**Do this**
Give back a single number, the count of lines containing the word "OSBORNE".

**Available data**
··········
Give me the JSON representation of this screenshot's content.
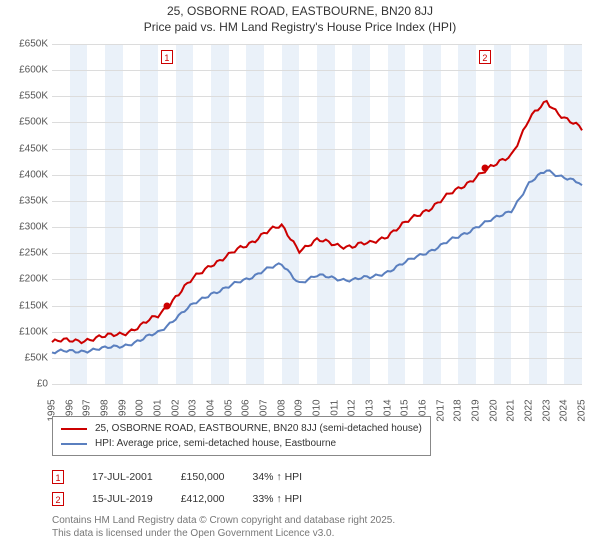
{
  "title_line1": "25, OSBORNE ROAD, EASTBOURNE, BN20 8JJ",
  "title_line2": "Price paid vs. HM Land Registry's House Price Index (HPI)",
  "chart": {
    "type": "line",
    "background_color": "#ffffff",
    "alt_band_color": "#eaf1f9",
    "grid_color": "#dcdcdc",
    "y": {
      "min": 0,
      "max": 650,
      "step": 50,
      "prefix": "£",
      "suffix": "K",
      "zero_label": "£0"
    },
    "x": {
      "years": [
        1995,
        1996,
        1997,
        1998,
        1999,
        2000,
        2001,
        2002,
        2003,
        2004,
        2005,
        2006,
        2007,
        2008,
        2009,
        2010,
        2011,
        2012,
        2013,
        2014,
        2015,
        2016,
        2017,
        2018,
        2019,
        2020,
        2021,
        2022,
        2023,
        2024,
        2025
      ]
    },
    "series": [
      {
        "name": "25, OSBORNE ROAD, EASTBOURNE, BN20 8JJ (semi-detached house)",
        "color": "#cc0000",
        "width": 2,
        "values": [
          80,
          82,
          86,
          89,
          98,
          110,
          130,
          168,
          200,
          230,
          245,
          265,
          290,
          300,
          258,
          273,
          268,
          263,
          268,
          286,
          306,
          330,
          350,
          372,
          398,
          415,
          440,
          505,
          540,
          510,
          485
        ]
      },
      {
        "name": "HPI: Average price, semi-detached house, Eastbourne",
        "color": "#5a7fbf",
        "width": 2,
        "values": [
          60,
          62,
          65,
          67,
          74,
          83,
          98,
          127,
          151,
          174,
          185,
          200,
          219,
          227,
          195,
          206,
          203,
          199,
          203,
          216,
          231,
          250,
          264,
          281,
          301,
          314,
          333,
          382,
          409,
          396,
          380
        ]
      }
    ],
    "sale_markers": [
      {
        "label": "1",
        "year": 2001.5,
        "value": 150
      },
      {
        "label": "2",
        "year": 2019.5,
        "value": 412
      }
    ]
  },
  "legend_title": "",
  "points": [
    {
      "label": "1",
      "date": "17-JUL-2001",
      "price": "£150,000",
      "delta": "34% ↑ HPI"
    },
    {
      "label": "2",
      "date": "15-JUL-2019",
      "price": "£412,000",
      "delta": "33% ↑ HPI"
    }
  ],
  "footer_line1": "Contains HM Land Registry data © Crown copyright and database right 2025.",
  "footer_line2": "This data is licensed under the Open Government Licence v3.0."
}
··········
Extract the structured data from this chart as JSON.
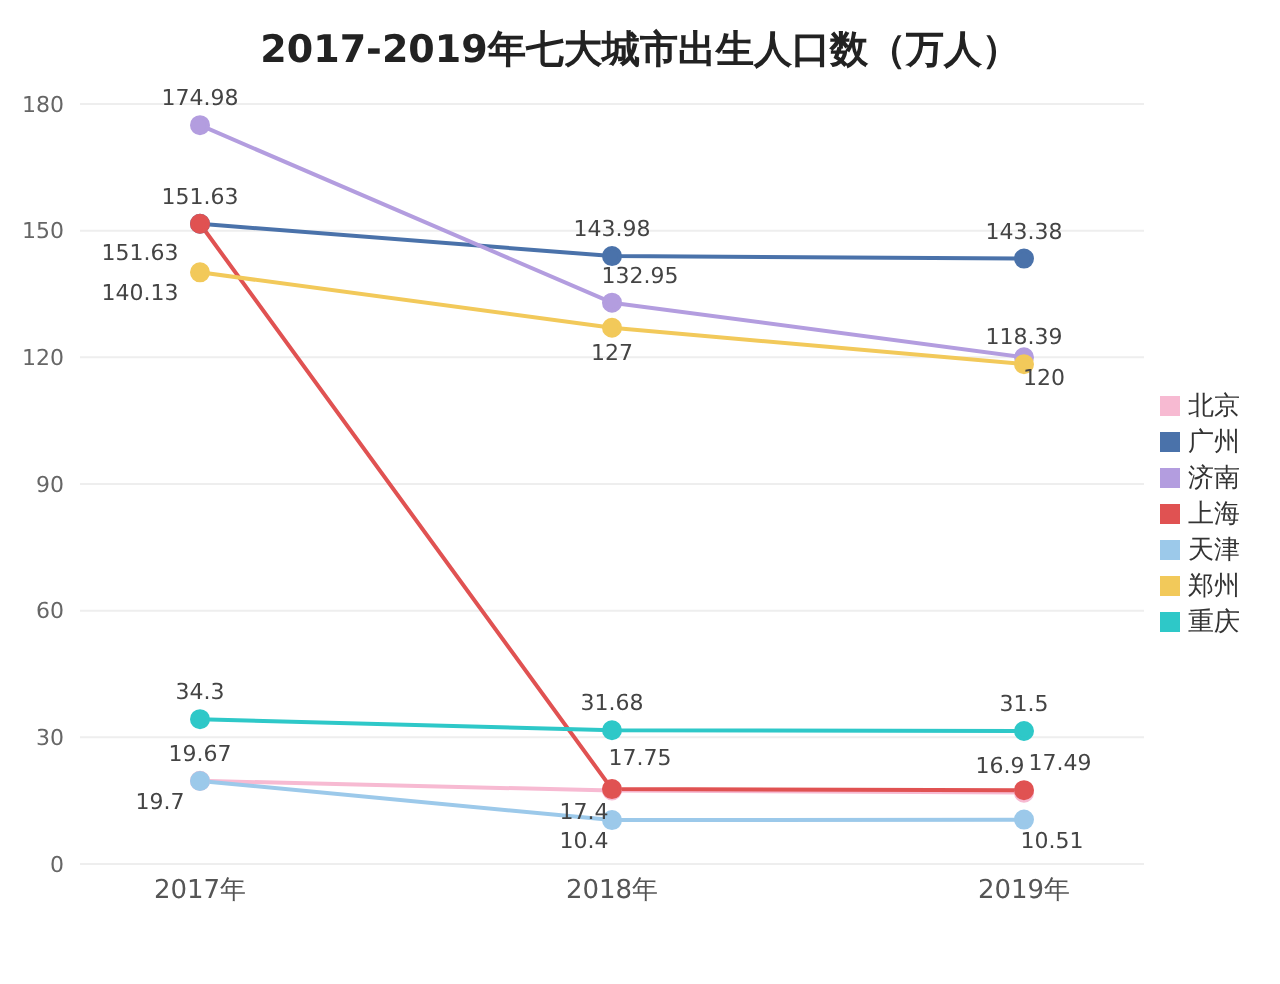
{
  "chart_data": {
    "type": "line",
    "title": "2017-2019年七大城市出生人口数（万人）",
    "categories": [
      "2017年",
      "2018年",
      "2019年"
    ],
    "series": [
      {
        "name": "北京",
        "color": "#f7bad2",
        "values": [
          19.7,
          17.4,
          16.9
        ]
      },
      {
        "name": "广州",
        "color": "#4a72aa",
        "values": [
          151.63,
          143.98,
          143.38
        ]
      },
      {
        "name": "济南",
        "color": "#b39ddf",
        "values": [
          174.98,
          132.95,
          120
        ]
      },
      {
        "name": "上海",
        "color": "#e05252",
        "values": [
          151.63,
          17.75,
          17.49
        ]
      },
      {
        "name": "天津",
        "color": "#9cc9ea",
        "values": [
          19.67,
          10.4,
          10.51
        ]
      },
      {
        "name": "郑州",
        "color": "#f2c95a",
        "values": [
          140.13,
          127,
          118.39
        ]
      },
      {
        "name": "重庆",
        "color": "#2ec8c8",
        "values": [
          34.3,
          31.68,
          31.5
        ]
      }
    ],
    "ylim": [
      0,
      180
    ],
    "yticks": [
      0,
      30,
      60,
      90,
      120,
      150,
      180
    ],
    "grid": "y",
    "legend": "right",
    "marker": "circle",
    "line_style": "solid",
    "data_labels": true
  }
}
··········
**Task response**
2